Figure record extracts:
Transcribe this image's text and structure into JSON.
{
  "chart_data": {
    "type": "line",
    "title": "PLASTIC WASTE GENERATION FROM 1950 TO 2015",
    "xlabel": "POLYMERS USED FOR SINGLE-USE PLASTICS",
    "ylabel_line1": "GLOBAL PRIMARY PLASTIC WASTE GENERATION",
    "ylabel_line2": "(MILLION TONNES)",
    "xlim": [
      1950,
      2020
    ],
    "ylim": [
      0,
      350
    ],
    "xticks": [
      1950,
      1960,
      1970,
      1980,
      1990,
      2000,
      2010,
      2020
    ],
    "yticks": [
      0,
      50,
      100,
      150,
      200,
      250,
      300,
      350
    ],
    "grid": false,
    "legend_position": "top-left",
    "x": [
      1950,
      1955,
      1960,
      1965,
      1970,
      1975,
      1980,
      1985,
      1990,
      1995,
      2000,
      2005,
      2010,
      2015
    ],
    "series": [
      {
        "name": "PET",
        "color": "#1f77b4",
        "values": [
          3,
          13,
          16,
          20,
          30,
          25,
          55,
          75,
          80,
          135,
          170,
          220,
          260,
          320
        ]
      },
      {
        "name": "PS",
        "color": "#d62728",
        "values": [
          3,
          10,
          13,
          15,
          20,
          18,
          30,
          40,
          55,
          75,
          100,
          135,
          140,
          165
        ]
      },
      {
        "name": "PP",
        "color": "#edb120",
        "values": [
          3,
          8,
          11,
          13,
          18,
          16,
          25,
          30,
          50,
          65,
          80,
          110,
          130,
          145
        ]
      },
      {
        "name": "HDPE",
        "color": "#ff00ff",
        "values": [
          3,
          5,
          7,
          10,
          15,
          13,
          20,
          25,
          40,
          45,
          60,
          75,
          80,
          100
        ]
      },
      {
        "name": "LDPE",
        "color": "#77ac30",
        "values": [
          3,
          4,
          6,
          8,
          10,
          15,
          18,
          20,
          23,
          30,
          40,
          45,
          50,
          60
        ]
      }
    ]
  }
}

PROBLEM STATEMENT:
Copy out every line of the data that includes "GENERATION".

CORRECT OUTPUT:
    "title": "PLASTIC WASTE GENERATION FROM 1950 TO 2015",
    "ylabel_line1": "GLOBAL PRIMARY PLASTIC WASTE GENERATION",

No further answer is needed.